Problem to solve: Restate the data below word for word. Skip any images it contains.

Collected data

* * * * * * *

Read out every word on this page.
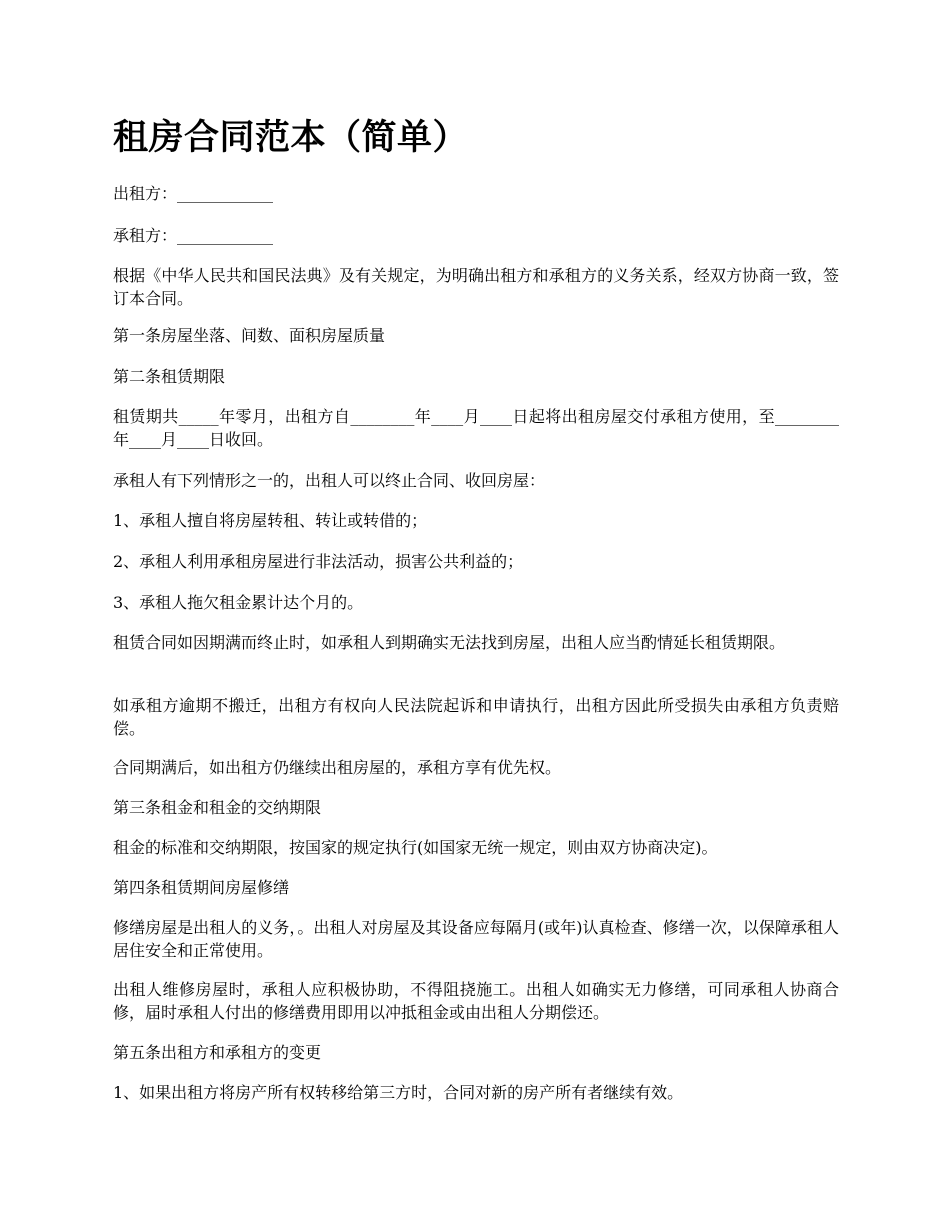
租房合同范本（简单）
出租方：____________
承租方：____________
根据《中华人民共和国民法典》及有关规定，为明确出租方和承租方的义务关系，经双方协商一致，签订本合同。
第一条房屋坐落、间数、面积房屋质量
第二条租赁期限
租赁期共_____年零月，出租方自________年____月____日起将出租房屋交付承租方使用，至________年____月____日收回。
承租人有下列情形之一的，出租人可以终止合同、收回房屋：
1、承租人擅自将房屋转租、转让或转借的；
2、承租人利用承租房屋进行非法活动，损害公共利益的；
3、承租人拖欠租金累计达个月的。
租赁合同如因期满而终止时，如承租人到期确实无法找到房屋，出租人应当酌情延长租赁期限。
如承租方逾期不搬迁，出租方有权向人民法院起诉和申请执行，出租方因此所受损失由承租方负责赔偿。
合同期满后，如出租方仍继续出租房屋的，承租方享有优先权。
第三条租金和租金的交纳期限
租金的标准和交纳期限，按国家的规定执行(如国家无统一规定，则由双方协商决定)。
第四条租赁期间房屋修缮
修缮房屋是出租人的义务，。出租人对房屋及其设备应每隔月(或年)认真检查、修缮一次，以保障承租人居住安全和正常使用。
出租人维修房屋时，承租人应积极协助，不得阻挠施工。出租人如确实无力修缮，可同承租人协商合修，届时承租人付出的修缮费用即用以冲抵租金或由出租人分期偿还。
第五条出租方和承租方的变更
1、如果出租方将房产所有权转移给第三方时，合同对新的房产所有者继续有效。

* * * * * * *

Expected answer:
Read out every word on this page.
租房合同范本（简单）
出租方：____________
承租方：____________
根据《中华人民共和国民法典》及有关规定，为明确出租方和承租方的义务关系，经双方协商一致，签订本合同。
第一条房屋坐落、间数、面积房屋质量
第二条租赁期限
租赁期共_____年零月，出租方自________年____月____日起将出租房屋交付承租方使用，至________年____月____日收回。
承租人有下列情形之一的，出租人可以终止合同、收回房屋：
1、承租人擅自将房屋转租、转让或转借的；
2、承租人利用承租房屋进行非法活动，损害公共利益的；
3、承租人拖欠租金累计达个月的。
租赁合同如因期满而终止时，如承租人到期确实无法找到房屋，出租人应当酌情延长租赁期限。
如承租方逾期不搬迁，出租方有权向人民法院起诉和申请执行，出租方因此所受损失由承租方负责赔偿。
合同期满后，如出租方仍继续出租房屋的，承租方享有优先权。
第三条租金和租金的交纳期限
租金的标准和交纳期限，按国家的规定执行(如国家无统一规定，则由双方协商决定)。
第四条租赁期间房屋修缮
修缮房屋是出租人的义务，。出租人对房屋及其设备应每隔月(或年)认真检查、修缮一次，以保障承租人居住安全和正常使用。
出租人维修房屋时，承租人应积极协助，不得阻挠施工。出租人如确实无力修缮，可同承租人协商合修，届时承租人付出的修缮费用即用以冲抵租金或由出租人分期偿还。
第五条出租方和承租方的变更
1、如果出租方将房产所有权转移给第三方时，合同对新的房产所有者继续有效。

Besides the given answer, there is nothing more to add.